TASK — Count the lines below that contain the word "الفائز". Give only the number.

RECORDS FOR PROCESSING —
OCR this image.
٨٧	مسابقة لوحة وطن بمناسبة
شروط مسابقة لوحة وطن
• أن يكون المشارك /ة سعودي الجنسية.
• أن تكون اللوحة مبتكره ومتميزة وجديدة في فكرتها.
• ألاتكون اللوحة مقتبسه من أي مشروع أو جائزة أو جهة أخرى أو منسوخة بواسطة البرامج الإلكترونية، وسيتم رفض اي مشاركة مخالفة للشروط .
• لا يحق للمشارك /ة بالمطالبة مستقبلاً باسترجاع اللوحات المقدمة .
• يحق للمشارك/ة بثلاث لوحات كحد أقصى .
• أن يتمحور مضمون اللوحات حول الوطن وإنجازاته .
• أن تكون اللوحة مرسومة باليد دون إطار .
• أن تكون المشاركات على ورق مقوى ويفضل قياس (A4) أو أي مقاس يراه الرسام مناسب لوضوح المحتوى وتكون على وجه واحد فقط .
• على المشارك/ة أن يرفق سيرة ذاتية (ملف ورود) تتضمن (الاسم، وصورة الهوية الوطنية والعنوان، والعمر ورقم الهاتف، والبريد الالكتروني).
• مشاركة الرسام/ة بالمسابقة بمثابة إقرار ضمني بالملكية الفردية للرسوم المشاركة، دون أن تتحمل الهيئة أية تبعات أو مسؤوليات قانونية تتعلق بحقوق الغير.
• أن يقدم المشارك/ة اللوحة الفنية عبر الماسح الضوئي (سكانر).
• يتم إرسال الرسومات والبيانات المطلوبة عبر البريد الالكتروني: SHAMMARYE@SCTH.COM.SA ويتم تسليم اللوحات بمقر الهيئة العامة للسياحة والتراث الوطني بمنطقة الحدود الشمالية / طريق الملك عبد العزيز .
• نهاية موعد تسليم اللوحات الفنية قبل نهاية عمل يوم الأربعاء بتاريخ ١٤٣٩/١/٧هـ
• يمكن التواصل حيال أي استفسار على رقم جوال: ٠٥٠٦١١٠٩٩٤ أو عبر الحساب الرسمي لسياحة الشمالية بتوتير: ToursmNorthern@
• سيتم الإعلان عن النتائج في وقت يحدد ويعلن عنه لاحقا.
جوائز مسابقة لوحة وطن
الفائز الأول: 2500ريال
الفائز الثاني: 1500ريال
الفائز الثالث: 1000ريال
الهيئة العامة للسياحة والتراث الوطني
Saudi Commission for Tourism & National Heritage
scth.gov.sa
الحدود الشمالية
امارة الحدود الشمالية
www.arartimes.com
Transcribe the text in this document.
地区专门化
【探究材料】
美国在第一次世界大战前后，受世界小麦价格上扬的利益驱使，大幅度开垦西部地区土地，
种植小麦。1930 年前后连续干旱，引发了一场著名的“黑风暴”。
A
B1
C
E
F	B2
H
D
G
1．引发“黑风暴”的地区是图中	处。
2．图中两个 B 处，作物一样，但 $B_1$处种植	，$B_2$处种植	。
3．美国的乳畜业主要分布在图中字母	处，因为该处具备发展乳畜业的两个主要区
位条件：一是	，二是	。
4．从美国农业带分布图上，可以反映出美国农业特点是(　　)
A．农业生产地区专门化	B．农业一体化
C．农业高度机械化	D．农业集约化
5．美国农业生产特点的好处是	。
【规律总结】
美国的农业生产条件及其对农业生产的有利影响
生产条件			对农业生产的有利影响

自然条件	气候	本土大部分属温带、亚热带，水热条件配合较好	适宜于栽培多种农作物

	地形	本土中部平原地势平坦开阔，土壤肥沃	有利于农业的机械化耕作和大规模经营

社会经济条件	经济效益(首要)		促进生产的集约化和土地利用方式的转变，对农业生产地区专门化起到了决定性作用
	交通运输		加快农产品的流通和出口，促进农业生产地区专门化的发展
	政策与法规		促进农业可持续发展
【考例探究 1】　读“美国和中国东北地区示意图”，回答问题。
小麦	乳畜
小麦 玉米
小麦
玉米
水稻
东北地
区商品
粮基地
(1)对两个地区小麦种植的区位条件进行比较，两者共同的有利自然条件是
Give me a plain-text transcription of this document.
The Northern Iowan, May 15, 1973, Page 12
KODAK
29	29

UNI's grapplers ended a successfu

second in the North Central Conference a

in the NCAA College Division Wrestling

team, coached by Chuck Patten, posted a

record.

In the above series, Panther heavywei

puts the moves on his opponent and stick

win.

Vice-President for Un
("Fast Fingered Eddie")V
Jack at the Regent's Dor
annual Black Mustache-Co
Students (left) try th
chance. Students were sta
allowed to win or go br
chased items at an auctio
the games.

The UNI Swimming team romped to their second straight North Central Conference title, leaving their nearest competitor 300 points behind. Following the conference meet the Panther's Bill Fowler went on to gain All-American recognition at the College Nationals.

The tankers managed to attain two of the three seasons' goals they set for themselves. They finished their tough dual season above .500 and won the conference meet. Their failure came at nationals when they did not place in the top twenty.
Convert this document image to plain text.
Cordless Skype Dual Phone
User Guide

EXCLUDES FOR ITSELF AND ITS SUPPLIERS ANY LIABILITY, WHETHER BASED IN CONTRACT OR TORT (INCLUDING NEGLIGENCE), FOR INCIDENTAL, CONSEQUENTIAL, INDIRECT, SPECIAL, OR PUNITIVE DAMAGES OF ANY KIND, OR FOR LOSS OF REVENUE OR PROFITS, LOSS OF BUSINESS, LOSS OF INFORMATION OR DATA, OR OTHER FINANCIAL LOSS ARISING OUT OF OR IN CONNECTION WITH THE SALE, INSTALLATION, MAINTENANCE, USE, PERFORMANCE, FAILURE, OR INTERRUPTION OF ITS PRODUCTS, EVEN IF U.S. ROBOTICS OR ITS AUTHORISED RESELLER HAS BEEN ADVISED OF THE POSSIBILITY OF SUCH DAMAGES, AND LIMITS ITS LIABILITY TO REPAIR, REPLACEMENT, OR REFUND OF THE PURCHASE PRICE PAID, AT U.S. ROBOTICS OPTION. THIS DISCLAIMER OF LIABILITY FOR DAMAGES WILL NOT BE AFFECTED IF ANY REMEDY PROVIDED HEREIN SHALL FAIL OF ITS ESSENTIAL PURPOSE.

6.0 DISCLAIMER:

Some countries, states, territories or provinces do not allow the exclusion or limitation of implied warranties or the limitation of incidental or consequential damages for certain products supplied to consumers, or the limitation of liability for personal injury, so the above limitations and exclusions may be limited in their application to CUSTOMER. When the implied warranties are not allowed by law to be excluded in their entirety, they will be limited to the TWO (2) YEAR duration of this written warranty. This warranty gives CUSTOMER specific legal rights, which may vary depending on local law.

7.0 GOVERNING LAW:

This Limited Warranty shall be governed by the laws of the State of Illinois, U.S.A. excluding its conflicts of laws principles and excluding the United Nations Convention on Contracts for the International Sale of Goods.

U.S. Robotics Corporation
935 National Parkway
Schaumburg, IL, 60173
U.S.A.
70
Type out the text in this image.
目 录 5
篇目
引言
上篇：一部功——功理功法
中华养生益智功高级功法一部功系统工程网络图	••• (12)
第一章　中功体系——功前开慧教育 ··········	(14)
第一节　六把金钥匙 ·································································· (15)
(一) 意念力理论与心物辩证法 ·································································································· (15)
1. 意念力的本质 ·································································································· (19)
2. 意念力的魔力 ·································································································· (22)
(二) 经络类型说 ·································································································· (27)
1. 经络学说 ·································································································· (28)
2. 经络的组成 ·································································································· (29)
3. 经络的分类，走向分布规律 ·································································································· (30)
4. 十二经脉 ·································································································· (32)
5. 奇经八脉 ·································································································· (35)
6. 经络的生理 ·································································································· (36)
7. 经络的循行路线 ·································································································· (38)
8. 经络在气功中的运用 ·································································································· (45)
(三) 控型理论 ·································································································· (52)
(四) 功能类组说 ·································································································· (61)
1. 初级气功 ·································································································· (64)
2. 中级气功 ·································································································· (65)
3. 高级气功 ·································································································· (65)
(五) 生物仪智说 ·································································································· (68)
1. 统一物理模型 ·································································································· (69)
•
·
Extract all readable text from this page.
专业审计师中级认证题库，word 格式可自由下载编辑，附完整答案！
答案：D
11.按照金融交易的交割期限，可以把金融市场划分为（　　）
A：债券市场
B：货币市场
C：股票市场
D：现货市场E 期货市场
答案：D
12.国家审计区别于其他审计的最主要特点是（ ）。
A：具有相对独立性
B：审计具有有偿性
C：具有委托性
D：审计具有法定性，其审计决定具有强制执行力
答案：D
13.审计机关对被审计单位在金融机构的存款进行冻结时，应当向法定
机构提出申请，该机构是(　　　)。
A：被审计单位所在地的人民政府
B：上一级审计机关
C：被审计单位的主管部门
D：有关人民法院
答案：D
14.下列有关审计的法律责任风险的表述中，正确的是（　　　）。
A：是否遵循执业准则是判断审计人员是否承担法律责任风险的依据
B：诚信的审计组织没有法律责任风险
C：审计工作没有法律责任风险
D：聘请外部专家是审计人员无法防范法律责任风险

ANSWER TO THIS EXERCISE — 3